Your goal - Keep the pictures out of the copy and print all the entries below exactly.

Data provided -

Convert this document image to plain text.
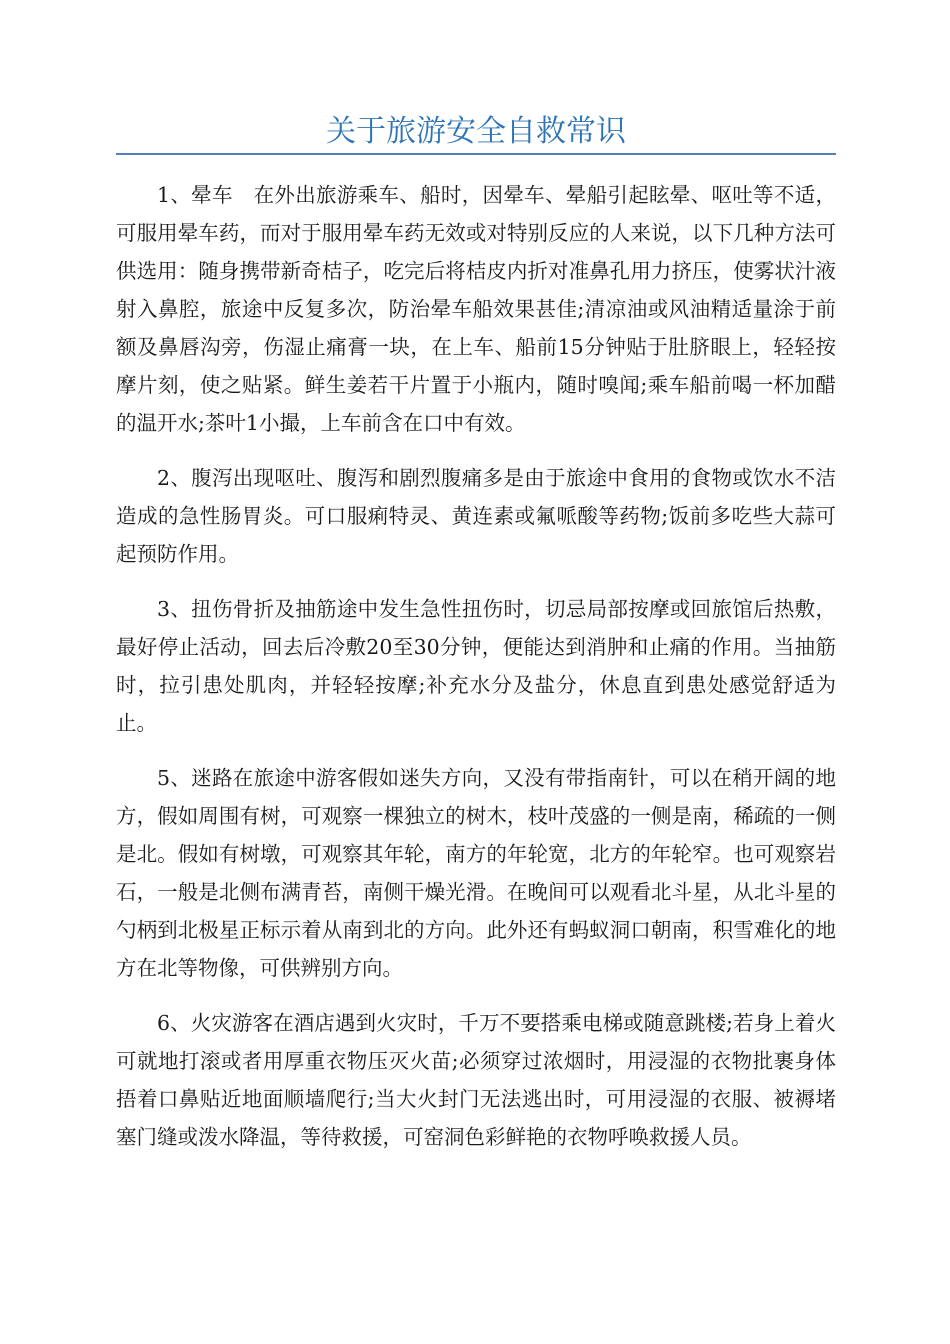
关于旅游安全自救常识

1、晕车　在外出旅游乘车、船时，因晕车、晕船引起眩晕、呕吐等不适，可服用晕车药，而对于服用晕车药无效或对特别反应的人来说，以下几种方法可供选用：随身携带新奇桔子，吃完后将桔皮内折对准鼻孔用力挤压，使雾状汁液射入鼻腔，旅途中反复多次，防治晕车船效果甚佳;清凉油或风油精适量涂于前额及鼻唇沟旁，伤湿止痛膏一块，在上车、船前15分钟贴于肚脐眼上，轻轻按摩片刻，使之贴紧。鲜生姜若干片置于小瓶内，随时嗅闻;乘车船前喝一杯加醋的温开水;茶叶1小撮，上车前含在口中有效。

2、腹泻出现呕吐、腹泻和剧烈腹痛多是由于旅途中食用的食物或饮水不洁造成的急性肠胃炎。可口服痢特灵、黄连素或氟哌酸等药物;饭前多吃些大蒜可起预防作用。

3、扭伤骨折及抽筋途中发生急性扭伤时，切忌局部按摩或回旅馆后热敷，最好停止活动，回去后冷敷20至30分钟，便能达到消肿和止痛的作用。当抽筋时，拉引患处肌肉，并轻轻按摩;补充水分及盐分，休息直到患处感觉舒适为止。

5、迷路在旅途中游客假如迷失方向，又没有带指南针，可以在稍开阔的地方，假如周围有树，可观察一棵独立的树木，枝叶茂盛的一侧是南，稀疏的一侧是北。假如有树墩，可观察其年轮，南方的年轮宽，北方的年轮窄。也可观察岩石，一般是北侧布满青苔，南侧干燥光滑。在晚间可以观看北斗星，从北斗星的勺柄到北极星正标示着从南到北的方向。此外还有蚂蚁洞口朝南，积雪难化的地方在北等物像，可供辨别方向。

6、火灾游客在酒店遇到火灾时，千万不要搭乘电梯或随意跳楼;若身上着火可就地打滚或者用厚重衣物压灭火苗;必须穿过浓烟时，用浸湿的衣物批裹身体捂着口鼻贴近地面顺墙爬行;当大火封门无法逃出时，可用浸湿的衣服、被褥堵塞门缝或泼水降温，等待救援，可窑洞色彩鲜艳的衣物呼唤救援人员。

Exercise output -
Convert this document image to plain text.
关于旅游安全自救常识

1、晕车　在外出旅游乘车、船时，因晕车、晕船引起眩晕、呕吐等不适，可服用晕车药，而对于服用晕车药无效或对特别反应的人来说，以下几种方法可供选用：随身携带新奇桔子，吃完后将桔皮内折对准鼻孔用力挤压，使雾状汁液射入鼻腔，旅途中反复多次，防治晕车船效果甚佳;清凉油或风油精适量涂于前额及鼻唇沟旁，伤湿止痛膏一块，在上车、船前15分钟贴于肚脐眼上，轻轻按摩片刻，使之贴紧。鲜生姜若干片置于小瓶内，随时嗅闻;乘车船前喝一杯加醋的温开水;茶叶1小撮，上车前含在口中有效。

2、腹泻出现呕吐、腹泻和剧烈腹痛多是由于旅途中食用的食物或饮水不洁造成的急性肠胃炎。可口服痢特灵、黄连素或氟哌酸等药物;饭前多吃些大蒜可起预防作用。

3、扭伤骨折及抽筋途中发生急性扭伤时，切忌局部按摩或回旅馆后热敷，最好停止活动，回去后冷敷20至30分钟，便能达到消肿和止痛的作用。当抽筋时，拉引患处肌肉，并轻轻按摩;补充水分及盐分，休息直到患处感觉舒适为止。

5、迷路在旅途中游客假如迷失方向，又没有带指南针，可以在稍开阔的地方，假如周围有树，可观察一棵独立的树木，枝叶茂盛的一侧是南，稀疏的一侧是北。假如有树墩，可观察其年轮，南方的年轮宽，北方的年轮窄。也可观察岩石，一般是北侧布满青苔，南侧干燥光滑。在晚间可以观看北斗星，从北斗星的勺柄到北极星正标示着从南到北的方向。此外还有蚂蚁洞口朝南，积雪难化的地方在北等物像，可供辨别方向。

6、火灾游客在酒店遇到火灾时，千万不要搭乘电梯或随意跳楼;若身上着火可就地打滚或者用厚重衣物压灭火苗;必须穿过浓烟时，用浸湿的衣物批裹身体捂着口鼻贴近地面顺墙爬行;当大火封门无法逃出时，可用浸湿的衣服、被褥堵塞门缝或泼水降温，等待救援，可窑洞色彩鲜艳的衣物呼唤救援人员。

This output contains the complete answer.